* Job *
Make an exact copy of the entries below with the pictures removed.
■ ■ ■
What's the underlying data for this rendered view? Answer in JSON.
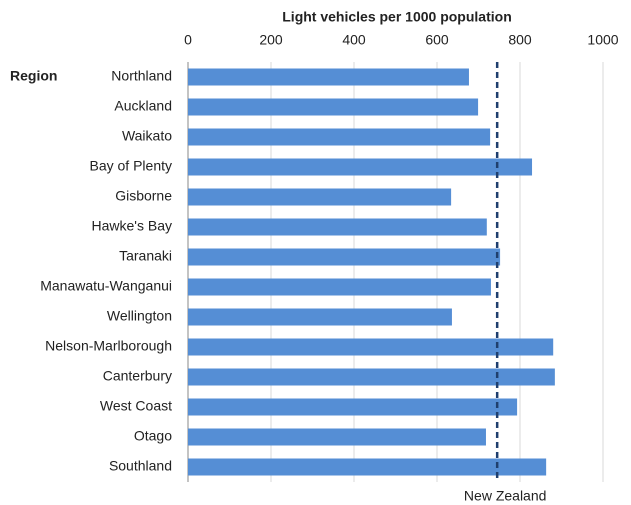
{
  "chart_data": {
    "type": "bar",
    "orientation": "horizontal",
    "title": "Light vehicles per 1000 population",
    "y_label": "Region",
    "categories": [
      "Northland",
      "Auckland",
      "Waikato",
      "Bay of Plenty",
      "Gisborne",
      "Hawke's Bay",
      "Taranaki",
      "Manawatu-Wanganui",
      "Wellington",
      "Nelson-Marlborough",
      "Canterbury",
      "West Coast",
      "Otago",
      "Southland"
    ],
    "values": [
      677,
      699,
      728,
      829,
      634,
      720,
      752,
      730,
      636,
      880,
      884,
      793,
      718,
      863
    ],
    "color": "#558ed5",
    "xlim": [
      0,
      1000
    ],
    "xticks": [
      0,
      200,
      400,
      600,
      800,
      1000
    ],
    "grid": true,
    "reference_line": {
      "label": "New Zealand",
      "value": 745,
      "color": "#1f3f6e"
    }
  }
}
■ ■ ■
* Complete output *
What's the underlying data for this rendered view? Answer in JSON.
{
  "chart_data": {
    "type": "bar",
    "orientation": "horizontal",
    "title": "Light vehicles per 1000 population",
    "y_label": "Region",
    "categories": [
      "Northland",
      "Auckland",
      "Waikato",
      "Bay of Plenty",
      "Gisborne",
      "Hawke's Bay",
      "Taranaki",
      "Manawatu-Wanganui",
      "Wellington",
      "Nelson-Marlborough",
      "Canterbury",
      "West Coast",
      "Otago",
      "Southland"
    ],
    "values": [
      677,
      699,
      728,
      829,
      634,
      720,
      752,
      730,
      636,
      880,
      884,
      793,
      718,
      863
    ],
    "color": "#558ed5",
    "xlim": [
      0,
      1000
    ],
    "xticks": [
      0,
      200,
      400,
      600,
      800,
      1000
    ],
    "grid": true,
    "reference_line": {
      "label": "New Zealand",
      "value": 745,
      "color": "#1f3f6e"
    }
  }
}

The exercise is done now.